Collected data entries
────────────────────────────────────────
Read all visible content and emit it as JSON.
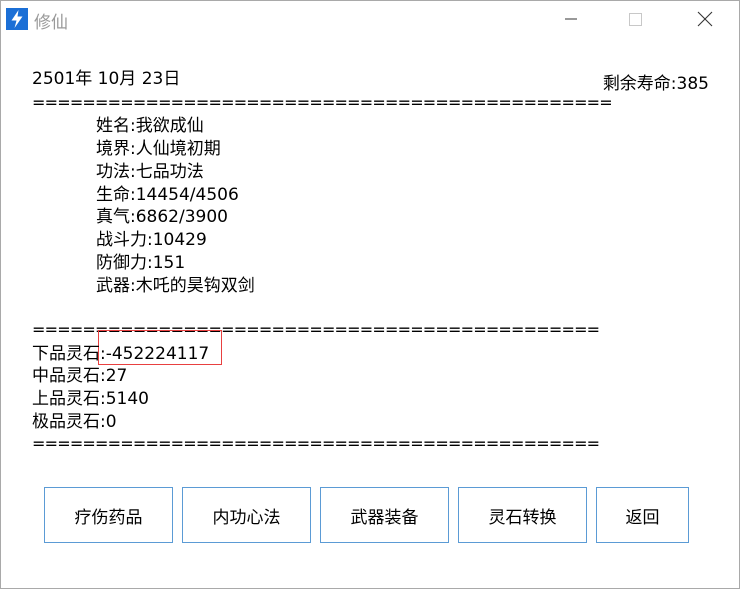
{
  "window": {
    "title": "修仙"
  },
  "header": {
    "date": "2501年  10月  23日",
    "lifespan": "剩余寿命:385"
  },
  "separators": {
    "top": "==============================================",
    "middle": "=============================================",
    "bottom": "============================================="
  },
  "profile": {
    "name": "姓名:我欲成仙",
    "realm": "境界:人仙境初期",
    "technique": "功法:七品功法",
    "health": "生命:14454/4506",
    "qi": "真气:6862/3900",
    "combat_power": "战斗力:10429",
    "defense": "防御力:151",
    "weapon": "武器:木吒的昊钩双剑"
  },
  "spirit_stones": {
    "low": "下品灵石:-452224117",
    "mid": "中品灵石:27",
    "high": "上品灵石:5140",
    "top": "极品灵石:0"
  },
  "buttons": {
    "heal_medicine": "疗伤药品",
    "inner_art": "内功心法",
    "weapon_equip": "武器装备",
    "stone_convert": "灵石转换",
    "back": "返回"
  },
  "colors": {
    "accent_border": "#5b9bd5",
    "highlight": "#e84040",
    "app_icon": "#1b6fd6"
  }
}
────────────────────────────────────────
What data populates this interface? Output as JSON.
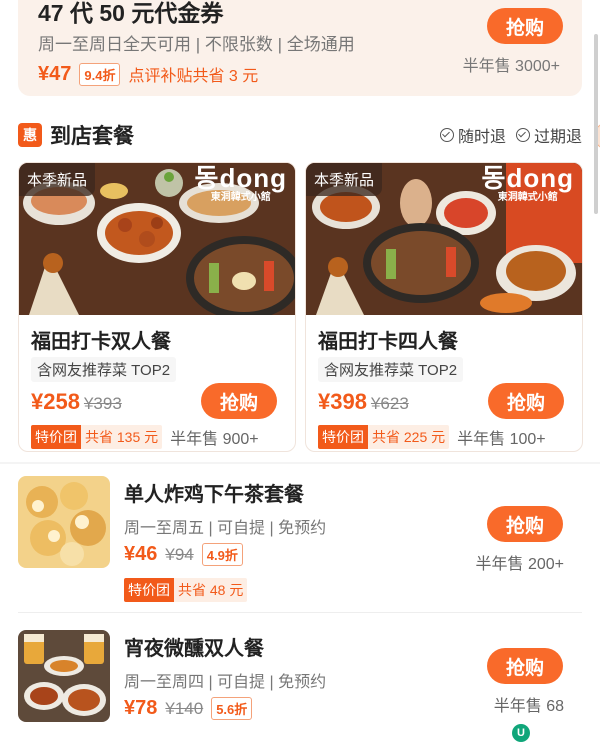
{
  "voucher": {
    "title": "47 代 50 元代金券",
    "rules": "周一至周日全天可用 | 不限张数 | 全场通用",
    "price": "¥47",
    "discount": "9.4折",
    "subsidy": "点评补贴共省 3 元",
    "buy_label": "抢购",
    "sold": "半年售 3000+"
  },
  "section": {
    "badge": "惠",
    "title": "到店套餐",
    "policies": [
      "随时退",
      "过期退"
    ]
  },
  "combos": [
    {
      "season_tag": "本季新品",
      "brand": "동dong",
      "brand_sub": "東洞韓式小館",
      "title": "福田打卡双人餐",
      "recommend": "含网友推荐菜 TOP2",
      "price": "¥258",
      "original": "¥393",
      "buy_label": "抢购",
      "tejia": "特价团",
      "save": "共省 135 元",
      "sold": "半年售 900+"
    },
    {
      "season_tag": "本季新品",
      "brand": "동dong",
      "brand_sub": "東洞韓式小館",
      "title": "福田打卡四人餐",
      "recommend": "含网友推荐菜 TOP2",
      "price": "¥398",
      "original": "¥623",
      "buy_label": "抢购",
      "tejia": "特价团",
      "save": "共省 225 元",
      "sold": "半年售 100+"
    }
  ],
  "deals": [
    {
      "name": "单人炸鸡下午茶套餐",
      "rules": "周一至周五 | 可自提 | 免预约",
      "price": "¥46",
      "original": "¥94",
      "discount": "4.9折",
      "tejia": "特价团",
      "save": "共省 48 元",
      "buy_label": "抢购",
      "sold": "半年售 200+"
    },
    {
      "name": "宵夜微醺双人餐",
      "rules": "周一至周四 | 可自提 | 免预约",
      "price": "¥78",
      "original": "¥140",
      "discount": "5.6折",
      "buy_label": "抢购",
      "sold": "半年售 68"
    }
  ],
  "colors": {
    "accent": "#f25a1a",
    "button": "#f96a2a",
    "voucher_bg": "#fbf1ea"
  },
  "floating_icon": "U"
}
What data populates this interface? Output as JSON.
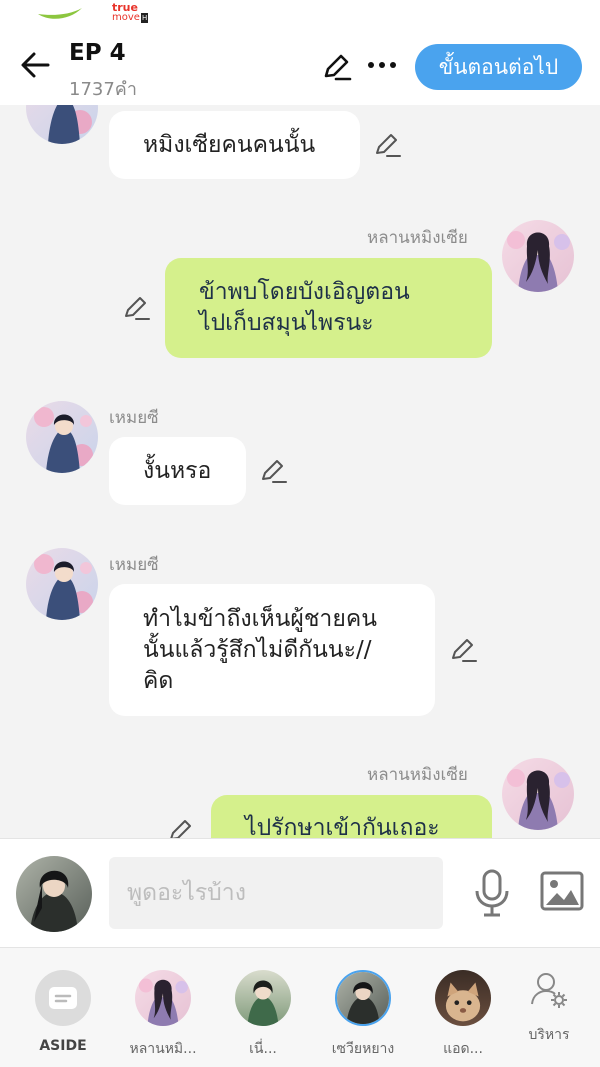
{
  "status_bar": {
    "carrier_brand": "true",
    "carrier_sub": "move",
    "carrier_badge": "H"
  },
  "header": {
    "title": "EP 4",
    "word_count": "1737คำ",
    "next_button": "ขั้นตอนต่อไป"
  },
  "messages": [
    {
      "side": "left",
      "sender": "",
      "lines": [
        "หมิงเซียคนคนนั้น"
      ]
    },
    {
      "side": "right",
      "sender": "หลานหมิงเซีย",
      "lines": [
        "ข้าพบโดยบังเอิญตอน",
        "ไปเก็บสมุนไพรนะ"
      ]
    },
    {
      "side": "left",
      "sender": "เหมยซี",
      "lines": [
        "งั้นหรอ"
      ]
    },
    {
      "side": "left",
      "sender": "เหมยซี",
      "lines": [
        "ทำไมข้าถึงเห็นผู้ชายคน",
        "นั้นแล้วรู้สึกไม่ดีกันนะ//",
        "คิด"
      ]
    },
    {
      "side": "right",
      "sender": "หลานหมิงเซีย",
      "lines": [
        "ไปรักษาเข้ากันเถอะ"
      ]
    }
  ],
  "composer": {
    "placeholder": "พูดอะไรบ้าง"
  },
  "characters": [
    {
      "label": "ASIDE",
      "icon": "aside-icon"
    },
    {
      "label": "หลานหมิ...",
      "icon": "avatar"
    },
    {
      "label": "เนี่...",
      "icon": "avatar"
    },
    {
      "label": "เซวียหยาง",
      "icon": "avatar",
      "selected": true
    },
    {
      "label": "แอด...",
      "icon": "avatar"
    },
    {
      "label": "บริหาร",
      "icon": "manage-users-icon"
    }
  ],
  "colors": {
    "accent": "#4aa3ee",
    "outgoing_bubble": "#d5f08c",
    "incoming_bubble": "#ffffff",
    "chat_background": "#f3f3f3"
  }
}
────────────────────────────────────────
- [Exercise]:
Search the data above for the word "title", then gather each line in which it appears.

- [Exercise solution]:
    "title": "修仙"
    "title": "47 代 50 元代金券",
    "title": "到店套餐",
      "title": "福田打卡双人餐",
      "title": "福田打卡四人餐",
    "title": "EP 4",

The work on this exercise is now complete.